**WORK INSTRUCTIONS:** Rewrite the listing lines starting at the one containing "bar (530, 436, 542, 456)" and ending at the one containing "bar (334, 356, 346, 456)", changing "y-tick-label" to "vertical-axis-label" and leaving everything else untouched. Return only those lines.

--- begin ---

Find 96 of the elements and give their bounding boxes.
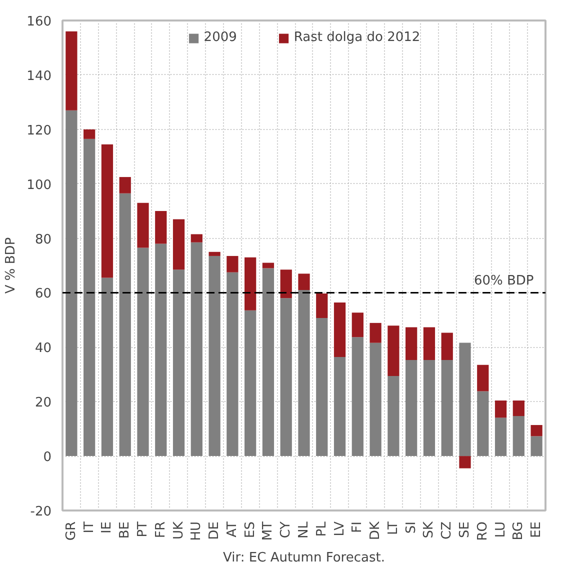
bar (530, 436, 542, 456)
bar (512, 400, 524, 416)
y-tick-label: 20 (34, 396, 52, 411)
bar (119, 193, 131, 456)
bar (316, 294, 328, 318)
bar (477, 391, 489, 456)
bar (172, 219, 185, 270)
y-tick-label: 40 (34, 341, 52, 356)
x-tick-label: BE (118, 521, 133, 539)
bar (280, 298, 292, 456)
bar (352, 337, 364, 456)
bar (101, 278, 114, 456)
x-tick-label: DK (368, 521, 384, 540)
bar (388, 326, 400, 376)
x-tick-label: PT (136, 521, 150, 538)
bar (244, 310, 256, 456)
bar (477, 364, 489, 392)
bar (190, 234, 202, 242)
bar (423, 327, 436, 360)
bar (441, 360, 453, 456)
bar (459, 456, 471, 468)
bar (226, 272, 238, 456)
bar (530, 425, 542, 436)
bar (155, 211, 167, 244)
bar (208, 256, 220, 456)
bar (494, 400, 507, 418)
x-tick-label: LV (332, 521, 348, 536)
bar (370, 342, 382, 456)
y-tick-label: 140 (26, 68, 52, 84)
x-tick-label: SE (458, 521, 472, 538)
x-tick-label: LT (386, 521, 401, 535)
bar (262, 262, 274, 268)
x-tick-label: LU (493, 521, 508, 538)
x-tick-label: FI (350, 522, 366, 533)
x-tick-label: IT (82, 521, 97, 534)
x-tick-label: CY (278, 521, 294, 538)
y-tick-label: 100 (26, 178, 52, 193)
x-tick-label: NL (296, 520, 312, 538)
y-tick-label: 160 (26, 14, 52, 30)
bar (155, 244, 167, 456)
bar (137, 202, 149, 248)
bar (172, 270, 185, 456)
bar (316, 318, 328, 456)
x-tick-label: BG (511, 522, 526, 540)
y-tick-label: 0 (43, 450, 52, 466)
x-tick-label: EE (529, 521, 544, 538)
bar (441, 332, 453, 360)
bar (137, 248, 149, 456)
bar (66, 31, 78, 110)
bar (388, 376, 400, 456)
x-tick-label: FR (153, 521, 168, 538)
bar (334, 356, 346, 456)
x-tick-label: UK (171, 521, 186, 540)
bar (101, 144, 114, 278)
x-tick-label: PL (314, 520, 330, 537)
x-tick-label: IE (100, 521, 115, 534)
x-tick-label: MT (260, 521, 276, 541)
y-tick-label: -20 (30, 504, 52, 520)
text: Vir: EC Autumn Forecast. (223, 550, 385, 566)
bar (423, 360, 436, 456)
x-tick-label: HU (189, 521, 204, 541)
bar (406, 360, 418, 456)
x-tick-label: RO (475, 522, 490, 541)
x-tick-label: CZ (440, 521, 455, 540)
bar (298, 290, 310, 456)
bar (370, 322, 382, 343)
y-tick-label: 60 (34, 286, 52, 302)
bar (280, 270, 292, 298)
bar (244, 257, 256, 310)
bar (226, 256, 238, 272)
bar (352, 312, 364, 338)
legend-label: Rast dolga do 2012 (294, 30, 420, 45)
bar (84, 129, 96, 139)
legend-label: 2009 (204, 30, 237, 45)
y-axis-title: V % BDP (4, 237, 19, 294)
x-tick-label: AT (224, 521, 240, 538)
x-tick-label: SI (404, 521, 419, 534)
y-tick-label: 80 (34, 232, 52, 248)
x-tick-label: GR (64, 521, 79, 541)
bar (334, 302, 346, 357)
bar (84, 138, 96, 456)
bar (406, 327, 418, 360)
bar (208, 252, 220, 256)
bar (262, 268, 274, 456)
x-tick-label: DE (207, 521, 222, 540)
bar (512, 416, 524, 456)
bar (298, 274, 310, 290)
bar (190, 242, 202, 456)
bar (459, 342, 471, 456)
y-tick-label: 120 (26, 123, 52, 138)
x-tick-label: SK (422, 521, 437, 538)
ref-line-label: 60% BDP (474, 274, 534, 289)
x-tick-label: ES (242, 521, 258, 538)
bar (66, 110, 78, 456)
bar (494, 418, 507, 456)
bar (119, 177, 131, 194)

--- end ---

**CORRECT RESULT:**
bar (530, 436, 542, 456)
bar (512, 400, 524, 416)
vertical-axis-label: 20 (34, 396, 52, 411)
bar (119, 193, 131, 456)
bar (316, 294, 328, 318)
bar (477, 391, 489, 456)
bar (172, 219, 185, 270)
vertical-axis-label: 40 (34, 341, 52, 356)
x-tick-label: BE (118, 521, 133, 539)
bar (280, 298, 292, 456)
bar (352, 337, 364, 456)
bar (101, 278, 114, 456)
x-tick-label: DK (368, 521, 384, 540)
bar (388, 326, 400, 376)
x-tick-label: PT (136, 521, 150, 538)
bar (244, 310, 256, 456)
bar (477, 364, 489, 392)
bar (190, 234, 202, 242)
bar (423, 327, 436, 360)
bar (441, 360, 453, 456)
bar (459, 456, 471, 468)
bar (226, 272, 238, 456)
bar (530, 425, 542, 436)
bar (155, 211, 167, 244)
bar (208, 256, 220, 456)
bar (494, 400, 507, 418)
x-tick-label: LV (332, 521, 348, 536)
bar (370, 342, 382, 456)
vertical-axis-label: 140 (26, 68, 52, 84)
x-tick-label: SE (458, 521, 472, 538)
x-tick-label: LT (386, 521, 401, 535)
bar (262, 262, 274, 268)
x-tick-label: LU (493, 521, 508, 538)
x-tick-label: FI (350, 522, 366, 533)
x-tick-label: IT (82, 521, 97, 534)
x-tick-label: CY (278, 521, 294, 538)
vertical-axis-label: 100 (26, 178, 52, 193)
x-tick-label: NL (296, 520, 312, 538)
vertical-axis-label: 160 (26, 14, 52, 30)
bar (155, 244, 167, 456)
bar (137, 202, 149, 248)
bar (172, 270, 185, 456)
bar (316, 318, 328, 456)
x-tick-label: BG (511, 522, 526, 540)
vertical-axis-label: 0 (43, 450, 52, 466)
x-tick-label: EE (529, 521, 544, 538)
bar (441, 332, 453, 360)
bar (137, 248, 149, 456)
bar (66, 31, 78, 110)
bar (388, 376, 400, 456)
x-tick-label: FR (153, 521, 168, 538)
bar (334, 356, 346, 456)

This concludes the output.